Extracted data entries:

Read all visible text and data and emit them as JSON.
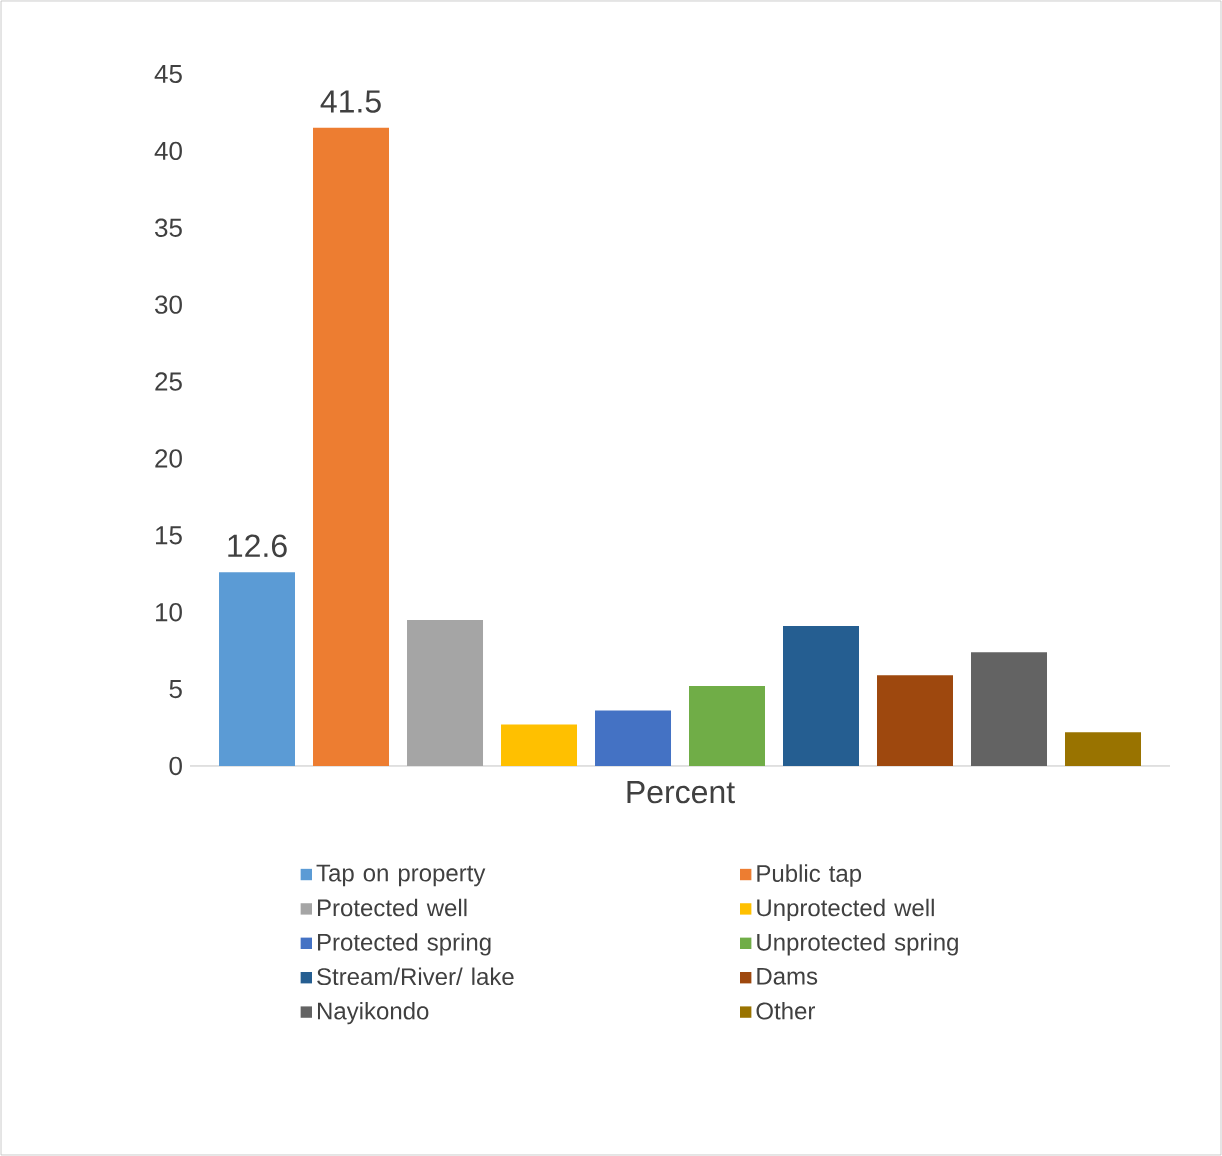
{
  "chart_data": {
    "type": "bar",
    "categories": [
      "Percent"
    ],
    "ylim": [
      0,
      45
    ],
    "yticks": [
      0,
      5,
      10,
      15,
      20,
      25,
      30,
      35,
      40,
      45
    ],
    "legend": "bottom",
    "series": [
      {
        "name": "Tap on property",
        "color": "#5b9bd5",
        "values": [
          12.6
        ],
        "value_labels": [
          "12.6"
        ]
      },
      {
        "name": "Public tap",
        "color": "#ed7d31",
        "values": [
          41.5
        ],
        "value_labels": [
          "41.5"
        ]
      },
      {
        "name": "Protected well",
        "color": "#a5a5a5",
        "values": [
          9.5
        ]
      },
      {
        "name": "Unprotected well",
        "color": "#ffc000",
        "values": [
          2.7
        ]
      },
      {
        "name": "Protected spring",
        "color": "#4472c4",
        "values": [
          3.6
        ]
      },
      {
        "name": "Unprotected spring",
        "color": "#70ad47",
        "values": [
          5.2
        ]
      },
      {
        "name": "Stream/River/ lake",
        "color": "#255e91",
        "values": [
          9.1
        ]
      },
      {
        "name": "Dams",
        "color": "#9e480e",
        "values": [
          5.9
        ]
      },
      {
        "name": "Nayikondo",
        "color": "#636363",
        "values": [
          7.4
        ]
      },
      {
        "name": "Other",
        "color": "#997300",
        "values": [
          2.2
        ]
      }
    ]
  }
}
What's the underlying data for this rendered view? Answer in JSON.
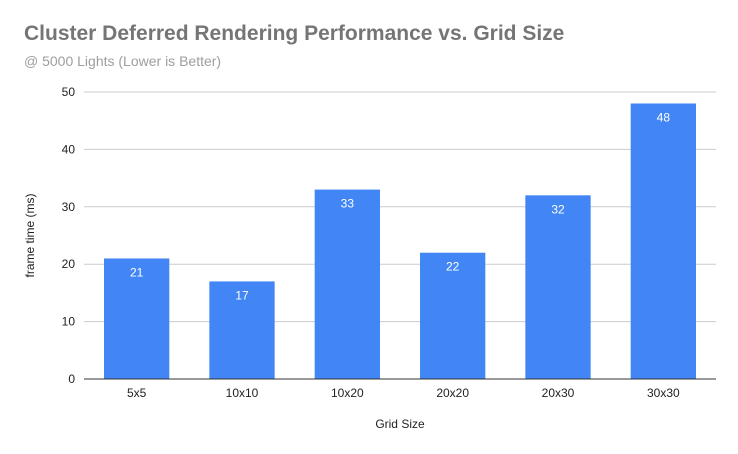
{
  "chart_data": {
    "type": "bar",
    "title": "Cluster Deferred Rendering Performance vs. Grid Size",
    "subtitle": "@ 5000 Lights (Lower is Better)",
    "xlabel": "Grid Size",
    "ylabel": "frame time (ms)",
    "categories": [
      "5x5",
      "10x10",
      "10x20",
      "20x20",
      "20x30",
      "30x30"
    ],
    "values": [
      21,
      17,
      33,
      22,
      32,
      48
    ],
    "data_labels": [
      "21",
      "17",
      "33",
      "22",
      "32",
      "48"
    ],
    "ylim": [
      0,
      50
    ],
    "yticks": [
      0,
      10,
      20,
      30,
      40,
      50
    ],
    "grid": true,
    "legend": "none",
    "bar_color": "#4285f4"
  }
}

Task instructions —
Exactly as they appear, repeat the lines from the one containing "What's the underlying" through the last line of the entries, counting both ends. Pictures stay out.

Output of the task —
What's the underlying data for this rendered view? Answer in JSON.
{
  "chart_data": {
    "type": "bar",
    "title": "Cluster Deferred Rendering Performance vs. Grid Size",
    "subtitle": "@ 5000 Lights (Lower is Better)",
    "xlabel": "Grid Size",
    "ylabel": "frame time (ms)",
    "categories": [
      "5x5",
      "10x10",
      "10x20",
      "20x20",
      "20x30",
      "30x30"
    ],
    "values": [
      21,
      17,
      33,
      22,
      32,
      48
    ],
    "data_labels": [
      "21",
      "17",
      "33",
      "22",
      "32",
      "48"
    ],
    "ylim": [
      0,
      50
    ],
    "yticks": [
      0,
      10,
      20,
      30,
      40,
      50
    ],
    "grid": true,
    "legend": "none",
    "bar_color": "#4285f4"
  }
}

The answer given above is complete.